▸ **Given request**:
Extract, from the records beneath this instruction, each line that contains the word "Activity".

==========

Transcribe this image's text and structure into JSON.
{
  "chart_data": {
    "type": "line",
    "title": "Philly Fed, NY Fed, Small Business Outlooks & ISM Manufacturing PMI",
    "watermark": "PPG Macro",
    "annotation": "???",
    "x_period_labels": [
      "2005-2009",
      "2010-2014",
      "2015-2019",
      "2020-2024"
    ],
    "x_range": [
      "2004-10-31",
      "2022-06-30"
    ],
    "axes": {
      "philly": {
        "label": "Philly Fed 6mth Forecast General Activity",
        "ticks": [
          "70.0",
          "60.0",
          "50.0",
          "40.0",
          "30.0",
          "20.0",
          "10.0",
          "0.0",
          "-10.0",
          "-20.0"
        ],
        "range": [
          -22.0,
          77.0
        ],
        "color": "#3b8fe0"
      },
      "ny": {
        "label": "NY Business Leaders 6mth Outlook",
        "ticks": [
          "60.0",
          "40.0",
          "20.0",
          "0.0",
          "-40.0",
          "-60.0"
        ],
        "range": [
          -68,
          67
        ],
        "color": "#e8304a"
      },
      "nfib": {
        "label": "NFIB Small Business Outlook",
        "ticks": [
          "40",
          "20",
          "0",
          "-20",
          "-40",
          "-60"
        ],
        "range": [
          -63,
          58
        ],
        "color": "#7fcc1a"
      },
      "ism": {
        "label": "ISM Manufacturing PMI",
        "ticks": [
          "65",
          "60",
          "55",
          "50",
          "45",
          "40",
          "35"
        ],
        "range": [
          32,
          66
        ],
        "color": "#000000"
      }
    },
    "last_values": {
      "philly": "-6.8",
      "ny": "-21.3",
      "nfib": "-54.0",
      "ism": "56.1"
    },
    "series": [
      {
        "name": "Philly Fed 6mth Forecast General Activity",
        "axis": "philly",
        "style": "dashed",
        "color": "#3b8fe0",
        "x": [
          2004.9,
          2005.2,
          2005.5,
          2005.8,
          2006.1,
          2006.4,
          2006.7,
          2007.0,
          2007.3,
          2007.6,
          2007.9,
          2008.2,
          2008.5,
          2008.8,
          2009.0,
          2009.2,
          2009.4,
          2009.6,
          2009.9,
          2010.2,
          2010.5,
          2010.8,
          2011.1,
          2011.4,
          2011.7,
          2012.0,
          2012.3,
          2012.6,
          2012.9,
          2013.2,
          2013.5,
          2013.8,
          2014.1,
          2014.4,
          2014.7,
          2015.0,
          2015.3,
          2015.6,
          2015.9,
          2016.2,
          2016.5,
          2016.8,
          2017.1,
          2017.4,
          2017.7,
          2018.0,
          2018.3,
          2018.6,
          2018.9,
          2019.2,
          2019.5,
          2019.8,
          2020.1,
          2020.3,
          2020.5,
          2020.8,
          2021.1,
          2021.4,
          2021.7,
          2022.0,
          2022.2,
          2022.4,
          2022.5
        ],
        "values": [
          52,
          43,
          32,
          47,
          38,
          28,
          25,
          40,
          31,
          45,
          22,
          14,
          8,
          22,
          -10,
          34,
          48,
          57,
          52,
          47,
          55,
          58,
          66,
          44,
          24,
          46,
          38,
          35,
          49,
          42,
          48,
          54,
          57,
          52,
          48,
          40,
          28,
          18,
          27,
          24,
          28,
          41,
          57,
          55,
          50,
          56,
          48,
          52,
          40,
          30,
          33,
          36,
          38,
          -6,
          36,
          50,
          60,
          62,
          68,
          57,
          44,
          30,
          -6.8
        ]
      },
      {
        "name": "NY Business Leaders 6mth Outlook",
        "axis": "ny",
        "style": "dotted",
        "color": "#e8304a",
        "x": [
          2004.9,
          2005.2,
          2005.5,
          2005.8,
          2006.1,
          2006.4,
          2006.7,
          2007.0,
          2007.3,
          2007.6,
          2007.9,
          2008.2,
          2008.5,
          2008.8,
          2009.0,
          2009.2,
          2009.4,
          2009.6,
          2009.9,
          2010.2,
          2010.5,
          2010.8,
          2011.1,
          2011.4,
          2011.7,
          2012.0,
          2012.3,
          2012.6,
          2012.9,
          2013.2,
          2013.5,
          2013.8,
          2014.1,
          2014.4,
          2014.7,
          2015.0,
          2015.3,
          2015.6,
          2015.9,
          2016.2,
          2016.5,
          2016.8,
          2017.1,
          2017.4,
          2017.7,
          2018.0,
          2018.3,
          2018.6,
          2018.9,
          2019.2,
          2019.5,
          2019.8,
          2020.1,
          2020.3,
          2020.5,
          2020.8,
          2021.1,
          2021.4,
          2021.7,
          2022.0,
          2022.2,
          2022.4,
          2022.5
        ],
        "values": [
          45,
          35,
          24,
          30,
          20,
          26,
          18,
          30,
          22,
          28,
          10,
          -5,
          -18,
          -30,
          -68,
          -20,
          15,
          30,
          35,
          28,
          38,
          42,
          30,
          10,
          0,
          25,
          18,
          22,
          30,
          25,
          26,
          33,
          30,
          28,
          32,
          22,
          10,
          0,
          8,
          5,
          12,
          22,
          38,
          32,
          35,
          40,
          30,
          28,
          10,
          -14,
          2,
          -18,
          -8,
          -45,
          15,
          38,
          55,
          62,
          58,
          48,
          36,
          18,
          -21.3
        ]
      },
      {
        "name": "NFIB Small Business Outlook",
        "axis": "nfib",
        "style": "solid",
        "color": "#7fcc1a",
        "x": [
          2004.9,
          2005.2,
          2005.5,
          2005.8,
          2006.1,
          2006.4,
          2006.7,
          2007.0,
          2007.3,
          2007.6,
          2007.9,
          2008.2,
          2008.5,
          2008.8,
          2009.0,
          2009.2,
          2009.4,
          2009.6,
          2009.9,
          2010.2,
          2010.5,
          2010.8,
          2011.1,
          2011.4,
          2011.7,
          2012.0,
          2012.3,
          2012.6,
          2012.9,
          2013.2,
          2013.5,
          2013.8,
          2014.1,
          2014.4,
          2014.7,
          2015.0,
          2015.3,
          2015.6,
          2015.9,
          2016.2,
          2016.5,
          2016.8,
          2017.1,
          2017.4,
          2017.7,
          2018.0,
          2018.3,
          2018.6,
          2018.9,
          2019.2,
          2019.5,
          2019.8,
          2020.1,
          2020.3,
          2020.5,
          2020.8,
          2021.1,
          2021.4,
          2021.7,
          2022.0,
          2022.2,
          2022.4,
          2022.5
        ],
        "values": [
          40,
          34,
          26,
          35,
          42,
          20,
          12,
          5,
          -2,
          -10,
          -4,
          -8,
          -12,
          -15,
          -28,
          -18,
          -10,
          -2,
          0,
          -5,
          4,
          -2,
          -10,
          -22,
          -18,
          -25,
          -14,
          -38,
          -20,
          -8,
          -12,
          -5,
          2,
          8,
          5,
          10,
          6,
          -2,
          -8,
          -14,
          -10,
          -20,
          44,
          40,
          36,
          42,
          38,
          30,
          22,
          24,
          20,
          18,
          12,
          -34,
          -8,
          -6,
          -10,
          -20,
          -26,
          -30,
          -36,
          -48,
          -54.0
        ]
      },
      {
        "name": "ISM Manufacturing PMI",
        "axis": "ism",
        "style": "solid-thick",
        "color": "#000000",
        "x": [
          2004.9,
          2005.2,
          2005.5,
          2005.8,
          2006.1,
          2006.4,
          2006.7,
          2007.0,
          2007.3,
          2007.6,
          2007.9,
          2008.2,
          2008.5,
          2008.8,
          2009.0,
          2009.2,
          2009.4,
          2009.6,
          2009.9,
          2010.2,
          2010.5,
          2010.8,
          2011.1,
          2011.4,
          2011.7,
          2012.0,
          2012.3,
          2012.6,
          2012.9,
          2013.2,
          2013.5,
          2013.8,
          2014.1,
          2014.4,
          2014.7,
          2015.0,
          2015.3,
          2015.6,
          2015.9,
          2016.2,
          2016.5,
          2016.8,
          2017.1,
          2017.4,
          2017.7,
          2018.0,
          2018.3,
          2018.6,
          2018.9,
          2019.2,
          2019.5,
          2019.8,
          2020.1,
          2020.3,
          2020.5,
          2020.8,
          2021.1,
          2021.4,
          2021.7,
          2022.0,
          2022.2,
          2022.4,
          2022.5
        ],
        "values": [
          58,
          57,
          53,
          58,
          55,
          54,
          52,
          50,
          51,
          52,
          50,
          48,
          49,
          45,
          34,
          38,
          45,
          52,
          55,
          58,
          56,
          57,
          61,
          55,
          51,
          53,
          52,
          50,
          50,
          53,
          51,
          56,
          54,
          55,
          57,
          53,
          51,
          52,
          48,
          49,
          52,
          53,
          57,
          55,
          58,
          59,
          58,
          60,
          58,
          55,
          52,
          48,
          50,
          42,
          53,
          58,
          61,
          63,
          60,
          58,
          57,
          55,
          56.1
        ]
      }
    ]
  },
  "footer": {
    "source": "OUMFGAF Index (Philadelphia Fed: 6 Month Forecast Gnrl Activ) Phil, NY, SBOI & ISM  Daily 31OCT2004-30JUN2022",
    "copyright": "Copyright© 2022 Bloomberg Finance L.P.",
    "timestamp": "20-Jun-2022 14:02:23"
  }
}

==========

▸ **Exercise result**:
        "label": "Philly Fed 6mth Forecast General Activity",
        "name": "Philly Fed 6mth Forecast General Activity",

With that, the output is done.